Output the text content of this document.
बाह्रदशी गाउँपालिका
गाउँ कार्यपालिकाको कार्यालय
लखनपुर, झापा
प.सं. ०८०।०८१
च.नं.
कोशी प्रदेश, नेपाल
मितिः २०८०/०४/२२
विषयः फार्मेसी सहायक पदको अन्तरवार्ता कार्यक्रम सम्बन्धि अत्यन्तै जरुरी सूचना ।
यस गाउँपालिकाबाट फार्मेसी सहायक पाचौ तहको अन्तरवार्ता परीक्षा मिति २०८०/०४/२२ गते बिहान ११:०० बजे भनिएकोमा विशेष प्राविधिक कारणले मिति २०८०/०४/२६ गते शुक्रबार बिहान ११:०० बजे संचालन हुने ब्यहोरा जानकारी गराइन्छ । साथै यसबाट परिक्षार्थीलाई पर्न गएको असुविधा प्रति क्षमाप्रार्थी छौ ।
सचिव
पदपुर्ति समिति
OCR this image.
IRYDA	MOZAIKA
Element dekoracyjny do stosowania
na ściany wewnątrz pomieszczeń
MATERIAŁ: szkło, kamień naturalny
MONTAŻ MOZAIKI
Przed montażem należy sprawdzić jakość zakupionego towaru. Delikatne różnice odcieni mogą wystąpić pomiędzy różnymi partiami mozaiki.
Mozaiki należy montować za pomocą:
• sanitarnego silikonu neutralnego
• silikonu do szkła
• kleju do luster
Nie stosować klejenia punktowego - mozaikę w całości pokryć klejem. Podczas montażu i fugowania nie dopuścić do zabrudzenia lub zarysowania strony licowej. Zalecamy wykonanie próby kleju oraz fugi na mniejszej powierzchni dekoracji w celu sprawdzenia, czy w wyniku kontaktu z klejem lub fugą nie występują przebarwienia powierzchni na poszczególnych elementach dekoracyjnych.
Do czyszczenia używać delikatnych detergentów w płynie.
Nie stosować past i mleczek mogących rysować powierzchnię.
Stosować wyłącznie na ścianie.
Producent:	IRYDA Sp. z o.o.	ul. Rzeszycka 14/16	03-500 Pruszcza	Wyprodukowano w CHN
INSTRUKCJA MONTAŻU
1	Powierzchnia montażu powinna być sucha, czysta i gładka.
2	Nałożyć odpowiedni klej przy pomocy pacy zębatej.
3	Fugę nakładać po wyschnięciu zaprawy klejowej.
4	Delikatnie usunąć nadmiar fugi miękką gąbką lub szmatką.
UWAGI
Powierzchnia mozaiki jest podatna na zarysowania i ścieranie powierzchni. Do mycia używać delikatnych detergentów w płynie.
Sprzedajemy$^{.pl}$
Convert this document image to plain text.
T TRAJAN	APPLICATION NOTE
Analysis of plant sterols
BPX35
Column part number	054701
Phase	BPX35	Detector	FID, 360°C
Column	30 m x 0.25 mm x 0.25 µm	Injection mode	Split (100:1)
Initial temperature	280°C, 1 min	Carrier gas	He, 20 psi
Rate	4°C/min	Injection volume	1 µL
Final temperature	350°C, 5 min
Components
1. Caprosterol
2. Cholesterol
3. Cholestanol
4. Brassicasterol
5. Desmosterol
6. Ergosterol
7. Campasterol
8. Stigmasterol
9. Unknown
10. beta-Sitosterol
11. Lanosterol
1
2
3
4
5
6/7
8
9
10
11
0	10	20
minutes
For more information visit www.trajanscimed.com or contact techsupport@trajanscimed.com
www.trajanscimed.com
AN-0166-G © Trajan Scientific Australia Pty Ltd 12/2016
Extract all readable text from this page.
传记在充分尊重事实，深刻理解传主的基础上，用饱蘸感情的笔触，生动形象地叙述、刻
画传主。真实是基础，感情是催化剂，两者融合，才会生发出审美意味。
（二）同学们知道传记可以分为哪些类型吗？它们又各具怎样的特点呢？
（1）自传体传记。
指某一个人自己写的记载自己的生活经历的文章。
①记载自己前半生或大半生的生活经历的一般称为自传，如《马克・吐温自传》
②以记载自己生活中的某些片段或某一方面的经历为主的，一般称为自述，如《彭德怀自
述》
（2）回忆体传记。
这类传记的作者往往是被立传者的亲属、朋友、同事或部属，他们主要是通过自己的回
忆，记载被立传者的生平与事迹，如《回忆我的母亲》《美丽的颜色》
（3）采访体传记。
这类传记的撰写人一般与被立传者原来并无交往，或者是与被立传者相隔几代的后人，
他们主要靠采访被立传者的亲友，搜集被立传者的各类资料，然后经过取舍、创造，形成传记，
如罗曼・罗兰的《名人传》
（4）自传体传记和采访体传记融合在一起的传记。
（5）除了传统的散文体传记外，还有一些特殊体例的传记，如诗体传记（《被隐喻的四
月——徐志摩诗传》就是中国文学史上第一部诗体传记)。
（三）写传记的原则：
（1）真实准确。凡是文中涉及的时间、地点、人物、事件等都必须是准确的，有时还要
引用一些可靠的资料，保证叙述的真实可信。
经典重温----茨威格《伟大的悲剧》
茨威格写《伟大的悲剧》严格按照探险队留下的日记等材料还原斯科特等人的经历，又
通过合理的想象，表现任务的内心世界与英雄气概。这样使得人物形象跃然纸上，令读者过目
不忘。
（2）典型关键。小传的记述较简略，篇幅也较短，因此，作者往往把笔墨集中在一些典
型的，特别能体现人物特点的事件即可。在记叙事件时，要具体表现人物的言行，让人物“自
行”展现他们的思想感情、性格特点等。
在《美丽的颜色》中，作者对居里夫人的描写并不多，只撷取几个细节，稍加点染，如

> **TASK DIRECTIONS**:
From the records above, report the count of lines containing "zarysowania" and nothing more.

> **TASK ANSWER**:
2